- **Exercise materials**:
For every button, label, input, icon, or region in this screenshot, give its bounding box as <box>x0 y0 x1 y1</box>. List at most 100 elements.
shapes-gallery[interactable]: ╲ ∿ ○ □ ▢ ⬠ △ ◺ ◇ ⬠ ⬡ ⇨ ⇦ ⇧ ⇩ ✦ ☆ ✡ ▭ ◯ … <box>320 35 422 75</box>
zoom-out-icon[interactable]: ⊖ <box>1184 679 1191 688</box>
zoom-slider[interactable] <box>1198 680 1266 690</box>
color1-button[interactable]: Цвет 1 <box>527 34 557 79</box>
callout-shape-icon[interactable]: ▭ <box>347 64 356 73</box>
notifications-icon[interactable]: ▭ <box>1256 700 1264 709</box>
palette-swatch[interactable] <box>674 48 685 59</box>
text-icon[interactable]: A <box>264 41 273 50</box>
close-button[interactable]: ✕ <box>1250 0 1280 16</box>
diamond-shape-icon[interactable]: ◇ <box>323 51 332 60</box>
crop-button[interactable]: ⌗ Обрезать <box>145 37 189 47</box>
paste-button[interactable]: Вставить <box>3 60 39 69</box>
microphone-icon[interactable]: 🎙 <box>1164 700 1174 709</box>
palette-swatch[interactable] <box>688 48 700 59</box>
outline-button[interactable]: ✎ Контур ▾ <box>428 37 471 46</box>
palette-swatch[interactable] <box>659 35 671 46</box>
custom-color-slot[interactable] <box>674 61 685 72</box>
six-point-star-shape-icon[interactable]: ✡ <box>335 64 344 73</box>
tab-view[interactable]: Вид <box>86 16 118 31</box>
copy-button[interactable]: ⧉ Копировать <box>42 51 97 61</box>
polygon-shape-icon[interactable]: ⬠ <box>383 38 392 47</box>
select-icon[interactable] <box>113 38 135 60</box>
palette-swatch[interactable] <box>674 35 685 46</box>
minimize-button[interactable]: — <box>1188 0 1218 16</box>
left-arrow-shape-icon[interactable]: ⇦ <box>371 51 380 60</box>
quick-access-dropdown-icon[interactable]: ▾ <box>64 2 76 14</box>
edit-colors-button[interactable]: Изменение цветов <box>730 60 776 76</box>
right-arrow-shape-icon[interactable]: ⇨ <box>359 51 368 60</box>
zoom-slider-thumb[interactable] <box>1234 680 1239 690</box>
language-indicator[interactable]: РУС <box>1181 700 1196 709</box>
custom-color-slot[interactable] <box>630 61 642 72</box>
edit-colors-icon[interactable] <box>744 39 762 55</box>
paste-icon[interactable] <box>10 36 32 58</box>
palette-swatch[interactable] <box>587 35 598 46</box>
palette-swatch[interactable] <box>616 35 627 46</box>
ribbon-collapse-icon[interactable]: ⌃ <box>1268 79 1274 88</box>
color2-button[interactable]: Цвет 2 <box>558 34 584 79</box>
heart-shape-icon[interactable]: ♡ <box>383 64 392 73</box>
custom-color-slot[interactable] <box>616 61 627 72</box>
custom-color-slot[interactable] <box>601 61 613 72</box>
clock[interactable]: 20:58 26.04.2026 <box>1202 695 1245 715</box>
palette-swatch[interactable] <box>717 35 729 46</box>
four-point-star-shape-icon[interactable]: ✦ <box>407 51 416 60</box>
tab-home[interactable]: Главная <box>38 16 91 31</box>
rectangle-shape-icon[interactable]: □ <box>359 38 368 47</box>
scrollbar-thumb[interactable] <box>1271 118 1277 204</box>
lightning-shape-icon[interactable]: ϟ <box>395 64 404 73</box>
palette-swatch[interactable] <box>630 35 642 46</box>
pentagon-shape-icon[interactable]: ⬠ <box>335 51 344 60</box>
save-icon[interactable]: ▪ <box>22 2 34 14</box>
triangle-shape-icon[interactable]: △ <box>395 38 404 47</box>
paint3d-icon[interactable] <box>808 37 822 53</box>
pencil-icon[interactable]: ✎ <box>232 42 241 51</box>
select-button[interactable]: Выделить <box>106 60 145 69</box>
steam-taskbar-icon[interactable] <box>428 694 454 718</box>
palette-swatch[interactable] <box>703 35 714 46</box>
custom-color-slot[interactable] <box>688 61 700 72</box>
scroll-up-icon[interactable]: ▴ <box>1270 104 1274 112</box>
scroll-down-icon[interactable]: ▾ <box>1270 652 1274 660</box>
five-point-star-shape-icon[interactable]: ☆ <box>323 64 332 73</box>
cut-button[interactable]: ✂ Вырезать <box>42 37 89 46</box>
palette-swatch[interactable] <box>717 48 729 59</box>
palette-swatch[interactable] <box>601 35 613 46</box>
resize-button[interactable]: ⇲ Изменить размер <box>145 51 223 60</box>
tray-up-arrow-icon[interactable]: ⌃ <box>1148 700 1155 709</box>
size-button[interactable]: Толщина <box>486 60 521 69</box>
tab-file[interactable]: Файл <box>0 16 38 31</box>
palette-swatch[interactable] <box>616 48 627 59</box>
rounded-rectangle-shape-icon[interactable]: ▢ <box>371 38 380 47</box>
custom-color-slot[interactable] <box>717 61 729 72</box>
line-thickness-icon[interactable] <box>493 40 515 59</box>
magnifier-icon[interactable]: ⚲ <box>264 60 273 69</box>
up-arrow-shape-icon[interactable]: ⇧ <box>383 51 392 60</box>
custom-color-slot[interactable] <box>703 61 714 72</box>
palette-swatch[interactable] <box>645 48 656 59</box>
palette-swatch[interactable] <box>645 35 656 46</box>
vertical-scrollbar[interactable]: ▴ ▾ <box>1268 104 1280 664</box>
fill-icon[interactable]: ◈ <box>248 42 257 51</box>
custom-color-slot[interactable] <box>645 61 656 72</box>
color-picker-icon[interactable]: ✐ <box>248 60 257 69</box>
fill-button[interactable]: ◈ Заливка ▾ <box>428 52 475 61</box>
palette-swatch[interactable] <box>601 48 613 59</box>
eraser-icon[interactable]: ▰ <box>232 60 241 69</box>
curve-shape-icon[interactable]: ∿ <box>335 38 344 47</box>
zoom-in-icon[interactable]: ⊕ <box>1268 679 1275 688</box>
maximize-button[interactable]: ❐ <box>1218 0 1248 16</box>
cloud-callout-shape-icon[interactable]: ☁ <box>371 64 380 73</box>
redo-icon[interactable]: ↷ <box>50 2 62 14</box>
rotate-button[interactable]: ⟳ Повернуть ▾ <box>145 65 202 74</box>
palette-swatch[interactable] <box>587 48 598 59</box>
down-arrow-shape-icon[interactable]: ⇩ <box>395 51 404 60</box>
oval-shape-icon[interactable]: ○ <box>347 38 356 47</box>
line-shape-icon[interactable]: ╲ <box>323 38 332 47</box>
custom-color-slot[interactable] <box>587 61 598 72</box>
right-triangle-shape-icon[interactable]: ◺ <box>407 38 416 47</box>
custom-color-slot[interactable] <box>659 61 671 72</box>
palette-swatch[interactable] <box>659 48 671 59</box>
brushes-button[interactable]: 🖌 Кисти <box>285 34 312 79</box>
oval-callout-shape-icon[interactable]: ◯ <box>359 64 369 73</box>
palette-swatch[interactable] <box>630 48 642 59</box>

- **Set problem**: Update the records by changing every "palette-swatch" to "color-swatch" and leave everything else untouched.

- **Final answer**:
For every button, label, input, icon, or region in this screenshot, give its bounding box as <box>x0 y0 x1 y1</box>. List at most 100 elements.
shapes-gallery[interactable]: ╲ ∿ ○ □ ▢ ⬠ △ ◺ ◇ ⬠ ⬡ ⇨ ⇦ ⇧ ⇩ ✦ ☆ ✡ ▭ ◯ … <box>320 35 422 75</box>
zoom-out-icon[interactable]: ⊖ <box>1184 679 1191 688</box>
zoom-slider[interactable] <box>1198 680 1266 690</box>
color1-button[interactable]: Цвет 1 <box>527 34 557 79</box>
callout-shape-icon[interactable]: ▭ <box>347 64 356 73</box>
notifications-icon[interactable]: ▭ <box>1256 700 1264 709</box>
color-swatch[interactable] <box>674 48 685 59</box>
text-icon[interactable]: A <box>264 41 273 50</box>
close-button[interactable]: ✕ <box>1250 0 1280 16</box>
diamond-shape-icon[interactable]: ◇ <box>323 51 332 60</box>
crop-button[interactable]: ⌗ Обрезать <box>145 37 189 47</box>
paste-button[interactable]: Вставить <box>3 60 39 69</box>
microphone-icon[interactable]: 🎙 <box>1164 700 1174 709</box>
color-swatch[interactable] <box>688 48 700 59</box>
outline-button[interactable]: ✎ Контур ▾ <box>428 37 471 46</box>
color-swatch[interactable] <box>659 35 671 46</box>
custom-color-slot[interactable] <box>674 61 685 72</box>
six-point-star-shape-icon[interactable]: ✡ <box>335 64 344 73</box>
tab-view[interactable]: Вид <box>86 16 118 31</box>
copy-button[interactable]: ⧉ Копировать <box>42 51 97 61</box>
polygon-shape-icon[interactable]: ⬠ <box>383 38 392 47</box>
select-icon[interactable] <box>113 38 135 60</box>
color-swatch[interactable] <box>674 35 685 46</box>
minimize-button[interactable]: — <box>1188 0 1218 16</box>
left-arrow-shape-icon[interactable]: ⇦ <box>371 51 380 60</box>
quick-access-dropdown-icon[interactable]: ▾ <box>64 2 76 14</box>
edit-colors-button[interactable]: Изменение цветов <box>730 60 776 76</box>
right-arrow-shape-icon[interactable]: ⇨ <box>359 51 368 60</box>
zoom-slider-thumb[interactable] <box>1234 680 1239 690</box>
language-indicator[interactable]: РУС <box>1181 700 1196 709</box>
custom-color-slot[interactable] <box>630 61 642 72</box>
edit-colors-icon[interactable] <box>744 39 762 55</box>
paste-icon[interactable] <box>10 36 32 58</box>
color-swatch[interactable] <box>587 35 598 46</box>
color-swatch[interactable] <box>616 35 627 46</box>
ribbon-collapse-icon[interactable]: ⌃ <box>1268 79 1274 88</box>
color2-button[interactable]: Цвет 2 <box>558 34 584 79</box>
heart-shape-icon[interactable]: ♡ <box>383 64 392 73</box>
custom-color-slot[interactable] <box>616 61 627 72</box>
custom-color-slot[interactable] <box>601 61 613 72</box>
clock[interactable]: 20:58 26.04.2026 <box>1202 695 1245 715</box>
color-swatch[interactable] <box>717 35 729 46</box>
four-point-star-shape-icon[interactable]: ✦ <box>407 51 416 60</box>
tab-home[interactable]: Главная <box>38 16 91 31</box>
rectangle-shape-icon[interactable]: □ <box>359 38 368 47</box>
scrollbar-thumb[interactable] <box>1271 118 1277 204</box>
lightning-shape-icon[interactable]: ϟ <box>395 64 404 73</box>
color-swatch[interactable] <box>630 35 642 46</box>
pentagon-shape-icon[interactable]: ⬠ <box>335 51 344 60</box>
save-icon[interactable]: ▪ <box>22 2 34 14</box>
triangle-shape-icon[interactable]: △ <box>395 38 404 47</box>
paint3d-icon[interactable] <box>808 37 822 53</box>
pencil-icon[interactable]: ✎ <box>232 42 241 51</box>
select-button[interactable]: Выделить <box>106 60 145 69</box>
steam-taskbar-icon[interactable] <box>428 694 454 718</box>
color-swatch[interactable] <box>703 35 714 46</box>
custom-color-slot[interactable] <box>688 61 700 72</box>
scroll-up-icon[interactable]: ▴ <box>1270 104 1274 112</box>
scroll-down-icon[interactable]: ▾ <box>1270 652 1274 660</box>
five-point-star-shape-icon[interactable]: ☆ <box>323 64 332 73</box>
cut-button[interactable]: ✂ Вырезать <box>42 37 89 46</box>
color-swatch[interactable] <box>717 48 729 59</box>
color-swatch[interactable] <box>601 35 613 46</box>
resize-button[interactable]: ⇲ Изменить размер <box>145 51 223 60</box>
tray-up-arrow-icon[interactable]: ⌃ <box>1148 700 1155 709</box>
size-button[interactable]: Толщина <box>486 60 521 69</box>
tab-file[interactable]: Файл <box>0 16 38 31</box>
color-swatch[interactable] <box>616 48 627 59</box>
rounded-rectangle-shape-icon[interactable]: ▢ <box>371 38 380 47</box>
custom-color-slot[interactable] <box>717 61 729 72</box>
line-thickness-icon[interactable] <box>493 40 515 59</box>
magnifier-icon[interactable]: ⚲ <box>264 60 273 69</box>
up-arrow-shape-icon[interactable]: ⇧ <box>383 51 392 60</box>
custom-color-slot[interactable] <box>703 61 714 72</box>
color-swatch[interactable] <box>645 48 656 59</box>
color-swatch[interactable] <box>645 35 656 46</box>
vertical-scrollbar[interactable]: ▴ ▾ <box>1268 104 1280 664</box>
fill-icon[interactable]: ◈ <box>248 42 257 51</box>
custom-color-slot[interactable] <box>645 61 656 72</box>
color-picker-icon[interactable]: ✐ <box>248 60 257 69</box>
fill-button[interactable]: ◈ Заливка ▾ <box>428 52 475 61</box>
color-swatch[interactable] <box>601 48 613 59</box>
eraser-icon[interactable]: ▰ <box>232 60 241 69</box>
curve-shape-icon[interactable]: ∿ <box>335 38 344 47</box>
zoom-in-icon[interactable]: ⊕ <box>1268 679 1275 688</box>
maximize-button[interactable]: ❐ <box>1218 0 1248 16</box>
cloud-callout-shape-icon[interactable]: ☁ <box>371 64 380 73</box>
redo-icon[interactable]: ↷ <box>50 2 62 14</box>
rotate-button[interactable]: ⟳ Повернуть ▾ <box>145 65 202 74</box>
color-swatch[interactable] <box>587 48 598 59</box>
down-arrow-shape-icon[interactable]: ⇩ <box>395 51 404 60</box>
oval-shape-icon[interactable]: ○ <box>347 38 356 47</box>
line-shape-icon[interactable]: ╲ <box>323 38 332 47</box>
custom-color-slot[interactable] <box>587 61 598 72</box>
right-triangle-shape-icon[interactable]: ◺ <box>407 38 416 47</box>
custom-color-slot[interactable] <box>659 61 671 72</box>
color-swatch[interactable] <box>659 48 671 59</box>
brushes-button[interactable]: 🖌 Кисти <box>285 34 312 79</box>
oval-callout-shape-icon[interactable]: ◯ <box>359 64 369 73</box>
color-swatch[interactable] <box>630 48 642 59</box>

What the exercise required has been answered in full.